== EXERCISE DIRECTIONS ==
Which lines below hold the word "root"? Report each one.

═══ GIVEN INFORMATION

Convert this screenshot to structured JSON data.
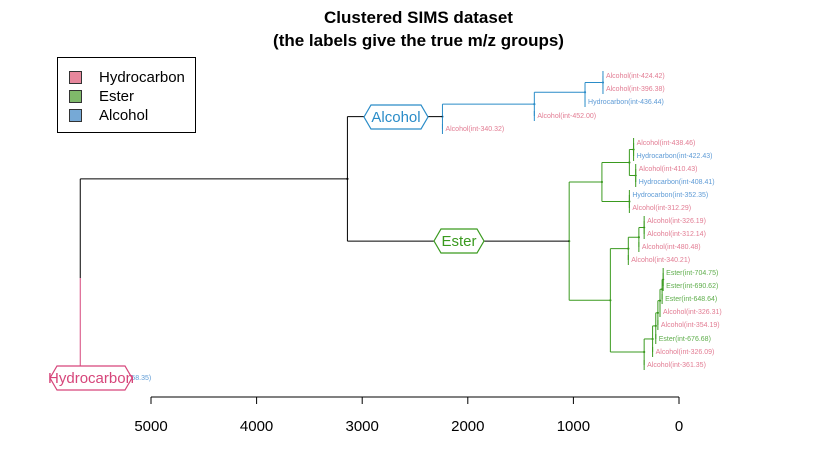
{
  "chart_data": {
    "type": "dendrogram",
    "title": "Clustered SIMS dataset",
    "subtitle": "(the labels give the true m/z groups)",
    "xlim": [
      5000,
      0
    ],
    "x_ticks": [
      5000,
      4000,
      3000,
      2000,
      1000,
      0
    ],
    "legend": {
      "placement": "top-left",
      "entries": [
        {
          "label": "Hydrocarbon",
          "color": "#E7879C"
        },
        {
          "label": "Ester",
          "color": "#7FB96A"
        },
        {
          "label": "Alcohol",
          "color": "#76A9D6"
        }
      ]
    },
    "colors": {
      "root": "#000000",
      "hydrocarbon_branch": "#D6457A",
      "alcohol_branch": "#2A8CC8",
      "ester_branch": "#3A9A1F",
      "leaf_alcohol_text": "#E27C93",
      "leaf_hydrocarbon_text": "#5E9BD6",
      "leaf_ester_text": "#5FAE4C"
    },
    "cluster_labels": [
      {
        "label": "Hydrocarbon",
        "height": 5670,
        "branch": "hydrocarbon_branch"
      },
      {
        "label": "Alcohol",
        "height": 2920,
        "branch": "alcohol_branch"
      },
      {
        "label": "Ester",
        "height": 2000,
        "branch": "ester_branch"
      }
    ],
    "nodes": {
      "root": {
        "height": 5670,
        "children": [
          "hydro",
          "sub"
        ],
        "branch": "root"
      },
      "sub": {
        "height": 3140,
        "children": [
          "alc",
          "est"
        ],
        "branch": "root"
      },
      "alc": {
        "height": 2240,
        "children": [
          "A1",
          "L:Alcohol(int-340.32)"
        ],
        "branch": "alcohol_branch"
      },
      "A1": {
        "height": 1370,
        "children": [
          "A2",
          "L:Alcohol(int-452.00)"
        ],
        "branch": "alcohol_branch"
      },
      "A2": {
        "height": 890,
        "children": [
          "A3",
          "L:Hydrocarbon(int-436.44)"
        ],
        "branch": "alcohol_branch"
      },
      "A3": {
        "height": 720,
        "children": [
          "L:Alcohol(int-424.42)",
          "L:Alcohol(int-396.38)"
        ],
        "branch": "alcohol_branch"
      },
      "est": {
        "height": 1040,
        "children": [
          "E1",
          "E2"
        ],
        "branch": "ester_branch"
      },
      "E1": {
        "height": 730,
        "children": [
          "E3",
          "E4"
        ],
        "branch": "ester_branch"
      },
      "E3": {
        "height": 470,
        "children": [
          "E5",
          "E6"
        ],
        "branch": "ester_branch"
      },
      "E5": {
        "height": 430,
        "children": [
          "L:Alcohol(int-438.46)",
          "L:Hydrocarbon(int-422.43)"
        ],
        "branch": "ester_branch"
      },
      "E6": {
        "height": 410,
        "children": [
          "L:Alcohol(int-410.43)",
          "L:Hydrocarbon(int-408.41)"
        ],
        "branch": "ester_branch"
      },
      "E4": {
        "height": 470,
        "children": [
          "L:Hydrocarbon(int-352.35)",
          "L:Alcohol(int-312.29)"
        ],
        "branch": "ester_branch"
      },
      "E2": {
        "height": 650,
        "children": [
          "E7",
          "E8"
        ],
        "branch": "ester_branch"
      },
      "E7": {
        "height": 480,
        "children": [
          "E9",
          "L:Alcohol(int-340.21)"
        ],
        "branch": "ester_branch"
      },
      "E9": {
        "height": 380,
        "children": [
          "E10",
          "L:Alcohol(int-480.48)"
        ],
        "branch": "ester_branch"
      },
      "E10": {
        "height": 330,
        "children": [
          "L:Alcohol(int-326.19)",
          "L:Alcohol(int-312.14)"
        ],
        "branch": "ester_branch"
      },
      "E8": {
        "height": 330,
        "children": [
          "E11",
          "L:Alcohol(int-361.35)"
        ],
        "branch": "ester_branch"
      },
      "E11": {
        "height": 250,
        "children": [
          "E12",
          "L:Alcohol(int-326.09)"
        ],
        "branch": "ester_branch"
      },
      "E12": {
        "height": 220,
        "children": [
          "E13",
          "L:Ester(int-676.68)"
        ],
        "branch": "ester_branch"
      },
      "E13": {
        "height": 200,
        "children": [
          "E14",
          "L:Alcohol(int-354.19)"
        ],
        "branch": "ester_branch"
      },
      "E14": {
        "height": 180,
        "children": [
          "E15",
          "L:Alcohol(int-326.31)"
        ],
        "branch": "ester_branch"
      },
      "E15": {
        "height": 160,
        "children": [
          "E16",
          "L:Ester(int-648.64)"
        ],
        "branch": "ester_branch"
      },
      "E16": {
        "height": 150,
        "children": [
          "L:Ester(int-704.75)",
          "L:Ester(int-690.62)"
        ],
        "branch": "ester_branch"
      },
      "hydro": {
        "height": 0,
        "children": [],
        "branch": "hydrocarbon_branch",
        "leaf_label": "Hydrocarbon(int-58.35)"
      }
    },
    "leaves_in_order": [
      "Hydrocarbon(int-58.35)",
      "Alcohol(int-424.42)",
      "Alcohol(int-396.38)",
      "Hydrocarbon(int-436.44)",
      "Alcohol(int-452.00)",
      "Alcohol(int-340.32)",
      "Alcohol(int-438.46)",
      "Hydrocarbon(int-422.43)",
      "Alcohol(int-410.43)",
      "Hydrocarbon(int-408.41)",
      "Hydrocarbon(int-352.35)",
      "Alcohol(int-312.29)",
      "Alcohol(int-326.19)",
      "Alcohol(int-312.14)",
      "Alcohol(int-480.48)",
      "Alcohol(int-340.21)",
      "Ester(int-704.75)",
      "Ester(int-690.62)",
      "Ester(int-648.64)",
      "Alcohol(int-326.31)",
      "Alcohol(int-354.19)",
      "Ester(int-676.68)",
      "Alcohol(int-326.09)",
      "Alcohol(int-361.35)"
    ]
  }
}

══════

== SOLUTION TO THE EXERCISE ==
      "root": "#000000",
      "root": {
        "branch": "root"
        "branch": "root"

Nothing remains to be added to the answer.